(Dataset rows)
+ + +

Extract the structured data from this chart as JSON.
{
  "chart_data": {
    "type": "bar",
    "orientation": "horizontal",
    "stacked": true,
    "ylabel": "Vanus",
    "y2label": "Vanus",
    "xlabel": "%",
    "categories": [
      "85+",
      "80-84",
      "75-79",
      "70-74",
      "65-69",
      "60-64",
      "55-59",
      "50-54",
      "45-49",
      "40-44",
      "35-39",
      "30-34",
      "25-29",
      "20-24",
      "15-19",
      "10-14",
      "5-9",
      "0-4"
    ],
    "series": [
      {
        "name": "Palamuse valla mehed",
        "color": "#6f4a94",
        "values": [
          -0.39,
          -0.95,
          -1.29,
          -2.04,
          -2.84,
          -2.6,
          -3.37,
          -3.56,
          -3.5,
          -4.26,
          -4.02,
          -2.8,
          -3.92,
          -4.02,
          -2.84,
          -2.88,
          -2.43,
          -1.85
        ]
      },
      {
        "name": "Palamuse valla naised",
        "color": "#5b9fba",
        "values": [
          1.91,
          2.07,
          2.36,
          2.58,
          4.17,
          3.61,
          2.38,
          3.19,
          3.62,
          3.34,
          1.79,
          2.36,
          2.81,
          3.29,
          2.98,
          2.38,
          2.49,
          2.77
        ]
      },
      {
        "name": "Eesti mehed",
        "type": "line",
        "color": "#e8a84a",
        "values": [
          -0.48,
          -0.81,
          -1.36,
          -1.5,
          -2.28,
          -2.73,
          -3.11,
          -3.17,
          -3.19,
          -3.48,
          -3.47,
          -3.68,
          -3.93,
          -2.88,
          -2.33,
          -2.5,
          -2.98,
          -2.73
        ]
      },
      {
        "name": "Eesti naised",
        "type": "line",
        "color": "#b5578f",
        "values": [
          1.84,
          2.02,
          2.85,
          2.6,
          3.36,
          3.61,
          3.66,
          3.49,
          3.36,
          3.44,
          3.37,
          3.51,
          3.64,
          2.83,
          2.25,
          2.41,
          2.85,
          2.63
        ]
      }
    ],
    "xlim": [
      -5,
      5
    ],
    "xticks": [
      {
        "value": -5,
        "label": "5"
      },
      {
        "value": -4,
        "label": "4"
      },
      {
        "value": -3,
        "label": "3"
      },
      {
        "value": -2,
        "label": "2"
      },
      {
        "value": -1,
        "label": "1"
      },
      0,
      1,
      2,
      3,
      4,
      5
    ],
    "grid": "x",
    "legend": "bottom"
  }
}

+ + +

CHALLENGE: Write every record out again, unaltered.

WRITTEN SOLUTION:
Extract the structured data from this chart as JSON.
{
  "chart_data": {
    "type": "bar",
    "orientation": "horizontal",
    "stacked": true,
    "ylabel": "Vanus",
    "y2label": "Vanus",
    "xlabel": "%",
    "categories": [
      "85+",
      "80-84",
      "75-79",
      "70-74",
      "65-69",
      "60-64",
      "55-59",
      "50-54",
      "45-49",
      "40-44",
      "35-39",
      "30-34",
      "25-29",
      "20-24",
      "15-19",
      "10-14",
      "5-9",
      "0-4"
    ],
    "series": [
      {
        "name": "Palamuse valla mehed",
        "color": "#6f4a94",
        "values": [
          -0.39,
          -0.95,
          -1.29,
          -2.04,
          -2.84,
          -2.6,
          -3.37,
          -3.56,
          -3.5,
          -4.26,
          -4.02,
          -2.8,
          -3.92,
          -4.02,
          -2.84,
          -2.88,
          -2.43,
          -1.85
        ]
      },
      {
        "name": "Palamuse valla naised",
        "color": "#5b9fba",
        "values": [
          1.91,
          2.07,
          2.36,
          2.58,
          4.17,
          3.61,
          2.38,
          3.19,
          3.62,
          3.34,
          1.79,
          2.36,
          2.81,
          3.29,
          2.98,
          2.38,
          2.49,
          2.77
        ]
      },
      {
        "name": "Eesti mehed",
        "type": "line",
        "color": "#e8a84a",
        "values": [
          -0.48,
          -0.81,
          -1.36,
          -1.5,
          -2.28,
          -2.73,
          -3.11,
          -3.17,
          -3.19,
          -3.48,
          -3.47,
          -3.68,
          -3.93,
          -2.88,
          -2.33,
          -2.5,
          -2.98,
          -2.73
        ]
      },
      {
        "name": "Eesti naised",
        "type": "line",
        "color": "#b5578f",
        "values": [
          1.84,
          2.02,
          2.85,
          2.6,
          3.36,
          3.61,
          3.66,
          3.49,
          3.36,
          3.44,
          3.37,
          3.51,
          3.64,
          2.83,
          2.25,
          2.41,
          2.85,
          2.63
        ]
      }
    ],
    "xlim": [
      -5,
      5
    ],
    "xticks": [
      {
        "value": -5,
        "label": "5"
      },
      {
        "value": -4,
        "label": "4"
      },
      {
        "value": -3,
        "label": "3"
      },
      {
        "value": -2,
        "label": "2"
      },
      {
        "value": -1,
        "label": "1"
      },
      0,
      1,
      2,
      3,
      4,
      5
    ],
    "grid": "x",
    "legend": "bottom"
  }
}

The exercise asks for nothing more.